▶ Goal of the exercise
Only the number is wanted: how many lines contain the string "fell"?

==== Dataset content

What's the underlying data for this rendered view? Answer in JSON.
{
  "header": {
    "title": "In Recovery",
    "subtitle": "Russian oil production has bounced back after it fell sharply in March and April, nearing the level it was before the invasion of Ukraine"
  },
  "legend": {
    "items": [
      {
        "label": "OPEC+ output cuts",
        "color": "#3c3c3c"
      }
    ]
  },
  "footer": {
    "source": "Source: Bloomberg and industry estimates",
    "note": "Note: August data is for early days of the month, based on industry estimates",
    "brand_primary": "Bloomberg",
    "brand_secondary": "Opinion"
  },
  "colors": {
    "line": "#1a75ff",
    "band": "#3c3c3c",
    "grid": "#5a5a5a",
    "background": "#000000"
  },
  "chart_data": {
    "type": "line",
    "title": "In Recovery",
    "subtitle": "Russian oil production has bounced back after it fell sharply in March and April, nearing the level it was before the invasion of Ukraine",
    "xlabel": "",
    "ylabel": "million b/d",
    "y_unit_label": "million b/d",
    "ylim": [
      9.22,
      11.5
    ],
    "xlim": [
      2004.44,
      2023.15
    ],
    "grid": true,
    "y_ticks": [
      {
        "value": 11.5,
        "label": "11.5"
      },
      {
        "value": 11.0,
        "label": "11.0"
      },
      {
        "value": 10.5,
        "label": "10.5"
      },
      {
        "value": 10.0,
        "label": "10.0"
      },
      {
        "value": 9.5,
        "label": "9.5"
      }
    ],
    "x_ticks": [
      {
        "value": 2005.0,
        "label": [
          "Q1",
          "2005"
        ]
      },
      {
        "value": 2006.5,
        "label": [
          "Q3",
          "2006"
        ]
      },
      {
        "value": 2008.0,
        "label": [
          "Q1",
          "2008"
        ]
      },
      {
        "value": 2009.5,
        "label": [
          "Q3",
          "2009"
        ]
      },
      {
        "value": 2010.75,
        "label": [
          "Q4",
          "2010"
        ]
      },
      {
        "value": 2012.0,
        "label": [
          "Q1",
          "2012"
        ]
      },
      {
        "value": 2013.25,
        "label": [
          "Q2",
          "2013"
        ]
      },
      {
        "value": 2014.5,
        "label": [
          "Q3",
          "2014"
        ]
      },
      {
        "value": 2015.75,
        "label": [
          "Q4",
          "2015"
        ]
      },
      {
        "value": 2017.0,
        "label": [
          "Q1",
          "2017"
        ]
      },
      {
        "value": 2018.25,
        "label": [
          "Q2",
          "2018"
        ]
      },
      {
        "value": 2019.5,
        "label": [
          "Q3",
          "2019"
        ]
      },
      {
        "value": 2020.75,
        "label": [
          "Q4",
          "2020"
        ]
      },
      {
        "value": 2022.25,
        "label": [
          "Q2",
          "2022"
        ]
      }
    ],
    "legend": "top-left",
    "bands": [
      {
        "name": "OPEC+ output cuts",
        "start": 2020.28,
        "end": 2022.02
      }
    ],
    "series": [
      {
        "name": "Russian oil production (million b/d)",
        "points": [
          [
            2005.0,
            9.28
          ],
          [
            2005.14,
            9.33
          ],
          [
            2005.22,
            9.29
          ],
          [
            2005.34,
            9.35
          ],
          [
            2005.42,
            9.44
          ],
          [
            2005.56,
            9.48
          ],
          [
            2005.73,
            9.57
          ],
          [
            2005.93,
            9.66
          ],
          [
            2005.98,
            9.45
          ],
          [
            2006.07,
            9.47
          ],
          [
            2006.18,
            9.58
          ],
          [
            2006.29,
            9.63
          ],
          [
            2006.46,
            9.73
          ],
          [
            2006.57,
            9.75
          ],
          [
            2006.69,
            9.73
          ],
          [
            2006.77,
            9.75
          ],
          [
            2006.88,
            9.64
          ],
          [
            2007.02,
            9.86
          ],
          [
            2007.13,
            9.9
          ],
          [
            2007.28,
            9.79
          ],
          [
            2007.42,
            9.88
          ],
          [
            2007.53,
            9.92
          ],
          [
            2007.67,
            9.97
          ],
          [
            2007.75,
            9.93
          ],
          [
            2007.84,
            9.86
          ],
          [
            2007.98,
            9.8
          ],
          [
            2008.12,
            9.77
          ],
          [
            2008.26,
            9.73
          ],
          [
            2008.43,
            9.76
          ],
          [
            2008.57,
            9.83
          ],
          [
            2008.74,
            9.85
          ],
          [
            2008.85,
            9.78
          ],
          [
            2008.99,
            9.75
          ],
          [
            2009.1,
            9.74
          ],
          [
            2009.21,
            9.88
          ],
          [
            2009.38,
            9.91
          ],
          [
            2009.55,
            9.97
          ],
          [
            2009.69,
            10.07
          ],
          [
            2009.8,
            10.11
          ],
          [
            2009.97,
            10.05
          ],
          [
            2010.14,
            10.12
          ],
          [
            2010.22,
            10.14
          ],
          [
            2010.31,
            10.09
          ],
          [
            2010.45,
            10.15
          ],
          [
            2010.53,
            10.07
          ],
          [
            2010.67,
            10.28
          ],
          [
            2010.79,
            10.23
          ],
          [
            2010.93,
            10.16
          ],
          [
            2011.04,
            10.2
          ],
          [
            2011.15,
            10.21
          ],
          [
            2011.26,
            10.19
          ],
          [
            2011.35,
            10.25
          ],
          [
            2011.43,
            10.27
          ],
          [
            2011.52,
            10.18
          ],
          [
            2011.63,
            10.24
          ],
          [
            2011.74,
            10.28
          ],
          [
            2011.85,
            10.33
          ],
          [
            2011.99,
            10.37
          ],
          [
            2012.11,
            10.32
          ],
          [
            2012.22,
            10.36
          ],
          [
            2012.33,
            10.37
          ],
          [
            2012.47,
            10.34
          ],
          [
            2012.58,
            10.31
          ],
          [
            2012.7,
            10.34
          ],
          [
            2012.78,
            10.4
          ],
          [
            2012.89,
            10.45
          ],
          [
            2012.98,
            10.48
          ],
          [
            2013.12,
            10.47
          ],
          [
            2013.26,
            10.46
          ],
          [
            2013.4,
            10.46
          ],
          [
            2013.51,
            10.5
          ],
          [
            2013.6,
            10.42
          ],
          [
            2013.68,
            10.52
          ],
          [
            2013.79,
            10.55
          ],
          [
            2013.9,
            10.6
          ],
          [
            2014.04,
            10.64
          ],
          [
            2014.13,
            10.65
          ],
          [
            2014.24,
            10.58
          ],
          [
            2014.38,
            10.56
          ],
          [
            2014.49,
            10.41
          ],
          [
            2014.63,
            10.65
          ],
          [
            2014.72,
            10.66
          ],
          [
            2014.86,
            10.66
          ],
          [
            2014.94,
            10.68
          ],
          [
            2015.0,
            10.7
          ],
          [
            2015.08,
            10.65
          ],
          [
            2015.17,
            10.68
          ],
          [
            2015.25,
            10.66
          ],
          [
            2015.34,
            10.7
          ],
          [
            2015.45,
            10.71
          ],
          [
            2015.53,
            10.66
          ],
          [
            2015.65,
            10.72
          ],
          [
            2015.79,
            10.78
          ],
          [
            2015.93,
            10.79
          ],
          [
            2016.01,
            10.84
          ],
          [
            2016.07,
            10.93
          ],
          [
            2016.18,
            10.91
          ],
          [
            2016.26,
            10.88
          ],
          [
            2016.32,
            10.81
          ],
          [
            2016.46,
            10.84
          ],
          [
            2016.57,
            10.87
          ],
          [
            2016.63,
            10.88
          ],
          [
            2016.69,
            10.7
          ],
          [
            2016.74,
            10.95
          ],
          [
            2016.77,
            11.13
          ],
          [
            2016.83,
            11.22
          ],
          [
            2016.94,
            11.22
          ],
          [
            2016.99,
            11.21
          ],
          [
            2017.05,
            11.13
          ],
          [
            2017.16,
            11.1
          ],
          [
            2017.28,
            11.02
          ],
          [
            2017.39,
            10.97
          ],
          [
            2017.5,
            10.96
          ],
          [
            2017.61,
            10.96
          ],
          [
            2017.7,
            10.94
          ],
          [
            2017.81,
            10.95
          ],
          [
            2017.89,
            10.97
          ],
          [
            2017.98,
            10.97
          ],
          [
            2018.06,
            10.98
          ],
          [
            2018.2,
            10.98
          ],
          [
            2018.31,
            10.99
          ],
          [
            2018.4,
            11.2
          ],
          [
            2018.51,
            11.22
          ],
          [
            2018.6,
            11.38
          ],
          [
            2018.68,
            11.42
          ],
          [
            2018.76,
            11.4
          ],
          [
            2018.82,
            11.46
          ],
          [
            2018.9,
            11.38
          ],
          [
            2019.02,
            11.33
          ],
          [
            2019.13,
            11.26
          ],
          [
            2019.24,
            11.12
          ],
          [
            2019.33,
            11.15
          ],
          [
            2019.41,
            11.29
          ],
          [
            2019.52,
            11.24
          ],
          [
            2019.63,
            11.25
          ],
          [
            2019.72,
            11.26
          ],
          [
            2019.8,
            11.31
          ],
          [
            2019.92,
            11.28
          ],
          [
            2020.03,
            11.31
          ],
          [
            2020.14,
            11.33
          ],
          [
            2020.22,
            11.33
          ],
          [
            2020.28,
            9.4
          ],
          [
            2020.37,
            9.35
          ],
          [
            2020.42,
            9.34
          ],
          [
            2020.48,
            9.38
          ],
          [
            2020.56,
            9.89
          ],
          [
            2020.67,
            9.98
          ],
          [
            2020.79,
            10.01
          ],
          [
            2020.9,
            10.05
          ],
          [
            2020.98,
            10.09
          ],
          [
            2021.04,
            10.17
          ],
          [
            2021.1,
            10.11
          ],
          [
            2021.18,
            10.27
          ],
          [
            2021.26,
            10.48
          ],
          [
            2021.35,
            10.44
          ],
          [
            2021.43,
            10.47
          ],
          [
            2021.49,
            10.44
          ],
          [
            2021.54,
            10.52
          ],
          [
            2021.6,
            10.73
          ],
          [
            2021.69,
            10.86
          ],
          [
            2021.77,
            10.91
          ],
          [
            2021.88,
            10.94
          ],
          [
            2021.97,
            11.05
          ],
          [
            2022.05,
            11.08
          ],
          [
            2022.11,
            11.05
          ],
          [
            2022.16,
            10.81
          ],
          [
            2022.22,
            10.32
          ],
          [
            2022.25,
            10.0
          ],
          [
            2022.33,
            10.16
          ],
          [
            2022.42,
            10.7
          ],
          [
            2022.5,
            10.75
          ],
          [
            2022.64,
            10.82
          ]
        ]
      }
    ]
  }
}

========

▶ Solution
2